Exercise details » Omit all pictures. Copy exactly the lines from the line containing "Read all visible content and emit it as JSON." to the end of the listing, with both ends included.

Supplied data »
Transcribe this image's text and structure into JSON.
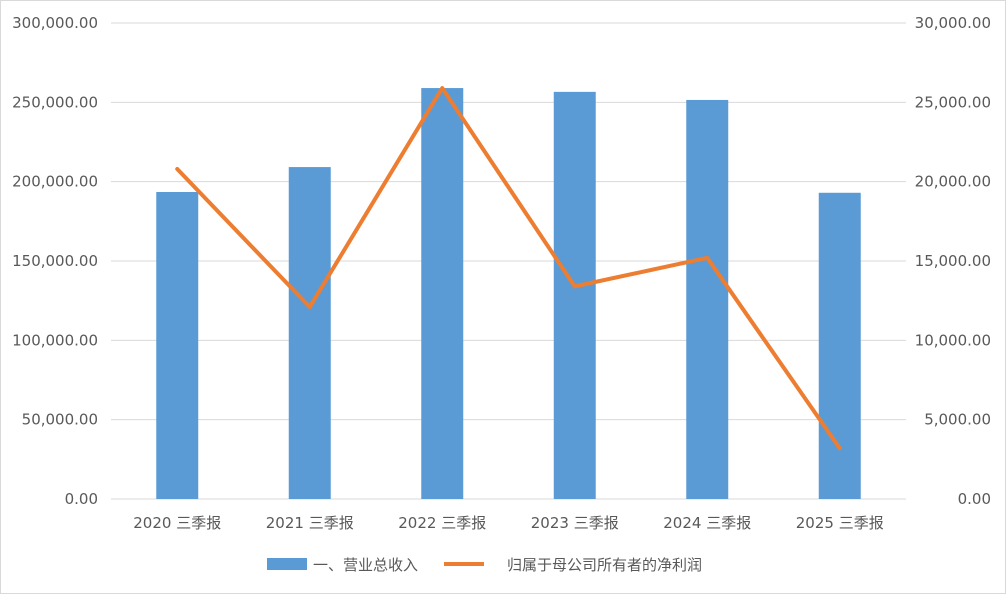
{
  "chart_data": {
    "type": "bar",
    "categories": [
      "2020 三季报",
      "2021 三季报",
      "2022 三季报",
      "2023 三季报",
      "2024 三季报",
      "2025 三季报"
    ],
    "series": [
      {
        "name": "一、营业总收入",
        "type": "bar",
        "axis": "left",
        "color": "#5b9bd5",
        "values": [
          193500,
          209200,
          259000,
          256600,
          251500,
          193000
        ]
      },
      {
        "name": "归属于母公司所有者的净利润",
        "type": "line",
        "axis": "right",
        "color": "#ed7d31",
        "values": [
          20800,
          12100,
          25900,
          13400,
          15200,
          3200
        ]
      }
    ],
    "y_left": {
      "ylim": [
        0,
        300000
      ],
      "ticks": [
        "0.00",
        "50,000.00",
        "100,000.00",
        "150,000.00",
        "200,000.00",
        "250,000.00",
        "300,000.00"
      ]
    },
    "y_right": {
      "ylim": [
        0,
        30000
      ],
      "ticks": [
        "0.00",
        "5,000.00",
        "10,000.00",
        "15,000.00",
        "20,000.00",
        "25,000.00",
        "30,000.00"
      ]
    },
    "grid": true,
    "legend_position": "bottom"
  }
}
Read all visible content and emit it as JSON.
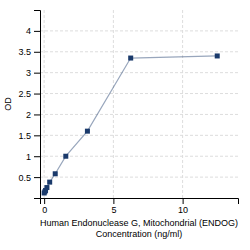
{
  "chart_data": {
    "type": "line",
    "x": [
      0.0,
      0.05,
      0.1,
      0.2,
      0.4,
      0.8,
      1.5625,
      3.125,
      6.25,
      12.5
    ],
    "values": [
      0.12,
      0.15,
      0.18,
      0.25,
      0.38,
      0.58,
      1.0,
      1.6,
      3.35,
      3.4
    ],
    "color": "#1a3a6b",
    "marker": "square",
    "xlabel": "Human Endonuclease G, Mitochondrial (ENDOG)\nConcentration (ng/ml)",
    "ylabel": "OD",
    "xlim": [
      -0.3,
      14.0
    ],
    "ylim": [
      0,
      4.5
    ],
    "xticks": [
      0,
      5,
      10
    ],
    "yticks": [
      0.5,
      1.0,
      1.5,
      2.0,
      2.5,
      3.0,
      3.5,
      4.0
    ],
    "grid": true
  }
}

Answer »
Read all visible content and emit it as JSON.
{
  "chart_data": {
    "type": "line",
    "x": [
      0.0,
      0.05,
      0.1,
      0.2,
      0.4,
      0.8,
      1.5625,
      3.125,
      6.25,
      12.5
    ],
    "values": [
      0.12,
      0.15,
      0.18,
      0.25,
      0.38,
      0.58,
      1.0,
      1.6,
      3.35,
      3.4
    ],
    "color": "#1a3a6b",
    "marker": "square",
    "xlabel": "Human Endonuclease G, Mitochondrial (ENDOG)\nConcentration (ng/ml)",
    "ylabel": "OD",
    "xlim": [
      -0.3,
      14.0
    ],
    "ylim": [
      0,
      4.5
    ],
    "xticks": [
      0,
      5,
      10
    ],
    "yticks": [
      0.5,
      1.0,
      1.5,
      2.0,
      2.5,
      3.0,
      3.5,
      4.0
    ],
    "grid": true
  }
}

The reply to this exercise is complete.